What the task requires: Leave out the pictures and copy every record exactly.

Data: Begin

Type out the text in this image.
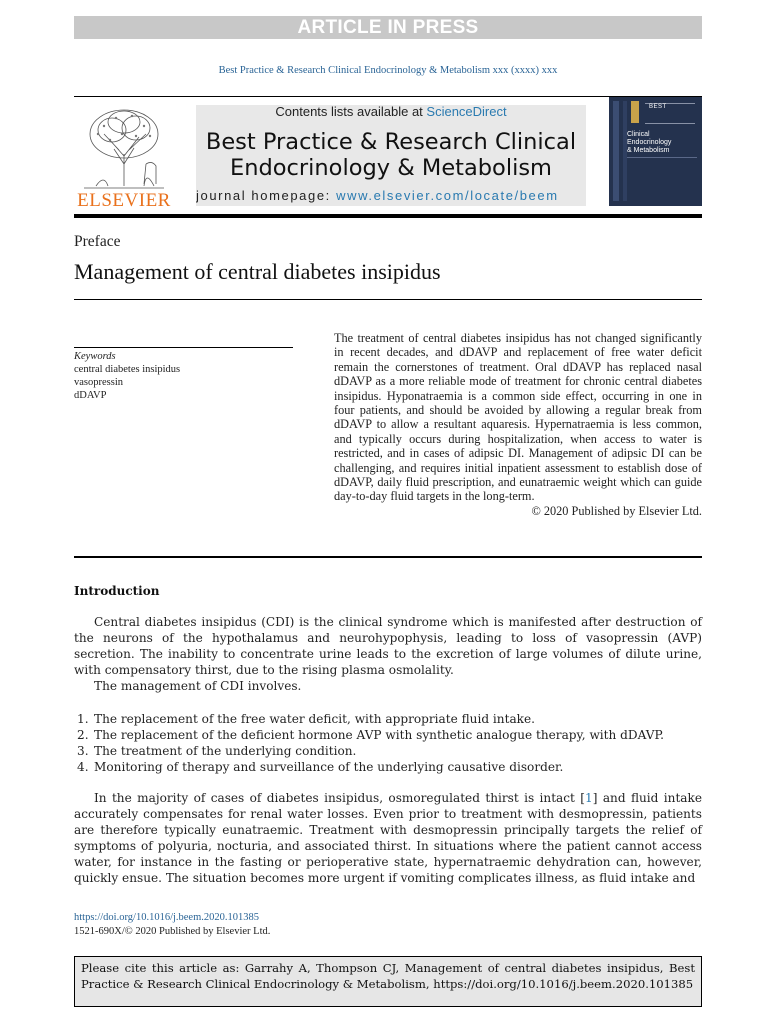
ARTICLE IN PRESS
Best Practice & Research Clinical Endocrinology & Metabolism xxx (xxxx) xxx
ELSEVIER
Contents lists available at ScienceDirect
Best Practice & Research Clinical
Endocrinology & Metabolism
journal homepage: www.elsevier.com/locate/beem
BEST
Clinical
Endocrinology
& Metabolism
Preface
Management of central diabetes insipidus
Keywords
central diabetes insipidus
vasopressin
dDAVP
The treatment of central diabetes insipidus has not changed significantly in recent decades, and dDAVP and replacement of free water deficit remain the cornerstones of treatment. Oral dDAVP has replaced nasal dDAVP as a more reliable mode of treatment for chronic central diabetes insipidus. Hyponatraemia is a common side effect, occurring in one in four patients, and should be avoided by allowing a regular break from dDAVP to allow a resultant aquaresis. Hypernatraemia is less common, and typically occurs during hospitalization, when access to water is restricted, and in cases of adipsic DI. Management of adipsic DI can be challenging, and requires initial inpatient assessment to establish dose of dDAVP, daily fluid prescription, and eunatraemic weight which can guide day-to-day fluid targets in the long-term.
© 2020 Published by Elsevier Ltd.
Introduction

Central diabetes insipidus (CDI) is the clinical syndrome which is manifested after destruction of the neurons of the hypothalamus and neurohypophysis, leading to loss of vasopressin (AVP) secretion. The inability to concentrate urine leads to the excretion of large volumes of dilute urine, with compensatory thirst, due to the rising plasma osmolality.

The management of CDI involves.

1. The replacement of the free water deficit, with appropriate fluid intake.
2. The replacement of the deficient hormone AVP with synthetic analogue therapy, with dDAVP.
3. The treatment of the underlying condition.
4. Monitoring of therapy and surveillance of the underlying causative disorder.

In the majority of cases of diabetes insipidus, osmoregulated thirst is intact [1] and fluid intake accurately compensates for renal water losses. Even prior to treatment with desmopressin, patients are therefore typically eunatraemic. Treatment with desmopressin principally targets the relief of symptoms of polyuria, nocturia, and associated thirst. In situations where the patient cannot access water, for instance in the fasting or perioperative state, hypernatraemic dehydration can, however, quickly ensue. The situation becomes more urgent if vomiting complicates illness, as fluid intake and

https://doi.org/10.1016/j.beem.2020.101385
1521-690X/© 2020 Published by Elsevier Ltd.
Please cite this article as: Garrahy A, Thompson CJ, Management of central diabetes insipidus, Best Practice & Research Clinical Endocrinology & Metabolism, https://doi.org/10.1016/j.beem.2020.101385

Data: End

Reply:
Type out the text in this image.
ARTICLE IN PRESS
Best Practice & Research Clinical Endocrinology & Metabolism xxx (xxxx) xxx
ELSEVIER
Contents lists available at ScienceDirect
Best Practice & Research Clinical
Endocrinology & Metabolism
journal homepage: www.elsevier.com/locate/beem
BEST
Clinical
Endocrinology
& Metabolism
Preface
Management of central diabetes insipidus
Keywords
central diabetes insipidus
vasopressin
dDAVP
The treatment of central diabetes insipidus has not changed significantly in recent decades, and dDAVP and replacement of free water deficit remain the cornerstones of treatment. Oral dDAVP has replaced nasal dDAVP as a more reliable mode of treatment for chronic central diabetes insipidus. Hyponatraemia is a common side effect, occurring in one in four patients, and should be avoided by allowing a regular break from dDAVP to allow a resultant aquaresis. Hypernatraemia is less common, and typically occurs during hospitalization, when access to water is restricted, and in cases of adipsic DI. Management of adipsic DI can be challenging, and requires initial inpatient assessment to establish dose of dDAVP, daily fluid prescription, and eunatraemic weight which can guide day-to-day fluid targets in the long-term.
© 2020 Published by Elsevier Ltd.
Introduction

Central diabetes insipidus (CDI) is the clinical syndrome which is manifested after destruction of the neurons of the hypothalamus and neurohypophysis, leading to loss of vasopressin (AVP) secretion. The inability to concentrate urine leads to the excretion of large volumes of dilute urine, with compensatory thirst, due to the rising plasma osmolality.

The management of CDI involves.

1. The replacement of the free water deficit, with appropriate fluid intake.
2. The replacement of the deficient hormone AVP with synthetic analogue therapy, with dDAVP.
3. The treatment of the underlying condition.
4. Monitoring of therapy and surveillance of the underlying causative disorder.

In the majority of cases of diabetes insipidus, osmoregulated thirst is intact [1] and fluid intake accurately compensates for renal water losses. Even prior to treatment with desmopressin, patients are therefore typically eunatraemic. Treatment with desmopressin principally targets the relief of symptoms of polyuria, nocturia, and associated thirst. In situations where the patient cannot access water, for instance in the fasting or perioperative state, hypernatraemic dehydration can, however, quickly ensue. The situation becomes more urgent if vomiting complicates illness, as fluid intake and

https://doi.org/10.1016/j.beem.2020.101385
1521-690X/© 2020 Published by Elsevier Ltd.
Please cite this article as: Garrahy A, Thompson CJ, Management of central diabetes insipidus, Best Practice & Research Clinical Endocrinology & Metabolism, https://doi.org/10.1016/j.beem.2020.101385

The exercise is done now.